BRIEF:
Reproduce verbatim the portion of the records that begins with their first line and ends with the line containing "left-label: NEE [33,438,56,449]", including both of those lines.

RECORDS TO PROCESS:

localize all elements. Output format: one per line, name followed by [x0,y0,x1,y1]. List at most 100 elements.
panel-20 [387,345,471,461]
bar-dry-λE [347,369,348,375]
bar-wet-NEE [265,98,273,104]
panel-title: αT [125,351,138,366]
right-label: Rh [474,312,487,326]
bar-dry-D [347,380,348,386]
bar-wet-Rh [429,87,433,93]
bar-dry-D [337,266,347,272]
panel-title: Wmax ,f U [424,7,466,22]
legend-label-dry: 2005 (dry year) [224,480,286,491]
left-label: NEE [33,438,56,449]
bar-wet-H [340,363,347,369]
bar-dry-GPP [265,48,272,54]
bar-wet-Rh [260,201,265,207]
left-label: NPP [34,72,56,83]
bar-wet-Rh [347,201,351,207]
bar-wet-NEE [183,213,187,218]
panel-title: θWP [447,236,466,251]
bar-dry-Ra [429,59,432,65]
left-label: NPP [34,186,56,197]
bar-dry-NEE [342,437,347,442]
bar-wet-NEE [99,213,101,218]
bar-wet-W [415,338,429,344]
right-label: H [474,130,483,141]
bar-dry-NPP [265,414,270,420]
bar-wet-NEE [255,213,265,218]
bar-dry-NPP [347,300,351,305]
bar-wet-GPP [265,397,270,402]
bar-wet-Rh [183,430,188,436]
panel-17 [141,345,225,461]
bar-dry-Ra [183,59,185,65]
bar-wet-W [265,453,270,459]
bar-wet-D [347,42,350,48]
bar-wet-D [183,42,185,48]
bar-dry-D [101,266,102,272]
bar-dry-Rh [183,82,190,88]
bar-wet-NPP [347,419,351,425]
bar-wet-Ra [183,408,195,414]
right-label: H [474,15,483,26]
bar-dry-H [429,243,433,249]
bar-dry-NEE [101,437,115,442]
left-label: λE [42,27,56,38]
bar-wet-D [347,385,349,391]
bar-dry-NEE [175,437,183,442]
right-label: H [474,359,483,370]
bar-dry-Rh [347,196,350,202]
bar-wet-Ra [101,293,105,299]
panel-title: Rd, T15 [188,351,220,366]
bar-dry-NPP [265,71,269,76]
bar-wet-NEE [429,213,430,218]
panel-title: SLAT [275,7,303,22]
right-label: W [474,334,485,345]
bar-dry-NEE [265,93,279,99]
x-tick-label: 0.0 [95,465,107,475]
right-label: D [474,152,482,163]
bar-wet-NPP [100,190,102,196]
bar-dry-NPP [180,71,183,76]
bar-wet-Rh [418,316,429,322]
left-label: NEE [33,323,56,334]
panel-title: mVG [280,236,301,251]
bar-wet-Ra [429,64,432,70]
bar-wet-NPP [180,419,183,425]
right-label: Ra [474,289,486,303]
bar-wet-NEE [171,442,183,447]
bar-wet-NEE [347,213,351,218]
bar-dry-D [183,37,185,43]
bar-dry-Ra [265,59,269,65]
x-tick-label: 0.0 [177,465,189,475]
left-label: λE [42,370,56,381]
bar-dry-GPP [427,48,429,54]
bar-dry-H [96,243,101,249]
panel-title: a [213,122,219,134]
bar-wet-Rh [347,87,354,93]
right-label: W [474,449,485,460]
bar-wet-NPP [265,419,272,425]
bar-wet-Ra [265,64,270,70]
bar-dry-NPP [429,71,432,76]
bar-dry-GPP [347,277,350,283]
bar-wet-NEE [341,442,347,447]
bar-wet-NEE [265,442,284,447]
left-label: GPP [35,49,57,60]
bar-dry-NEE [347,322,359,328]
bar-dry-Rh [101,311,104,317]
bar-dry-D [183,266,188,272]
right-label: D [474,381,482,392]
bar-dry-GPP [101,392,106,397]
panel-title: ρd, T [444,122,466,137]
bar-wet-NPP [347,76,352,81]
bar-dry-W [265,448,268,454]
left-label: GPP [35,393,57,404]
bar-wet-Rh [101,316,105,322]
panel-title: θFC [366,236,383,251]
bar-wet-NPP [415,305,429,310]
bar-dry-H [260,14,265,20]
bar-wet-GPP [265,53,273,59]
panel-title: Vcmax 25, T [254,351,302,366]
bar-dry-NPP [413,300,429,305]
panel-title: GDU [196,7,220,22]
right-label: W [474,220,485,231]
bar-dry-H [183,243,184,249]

COMPLETED EXERCISE:
localize all elements. Output format: one per line, name followed by [x0,y0,x1,y1]. List at most 100 elements.
panel-20 [387,345,471,461]
bar-dry-λE [347,369,348,375]
bar-wet-NEE [265,98,273,104]
panel-title: αT [125,351,138,366]
right-label: Rh [474,312,487,326]
bar-dry-D [347,380,348,386]
bar-wet-Rh [429,87,433,93]
bar-dry-D [337,266,347,272]
panel-title: Wmax ,f U [424,7,466,22]
legend-label-dry: 2005 (dry year) [224,480,286,491]
left-label: NEE [33,438,56,449]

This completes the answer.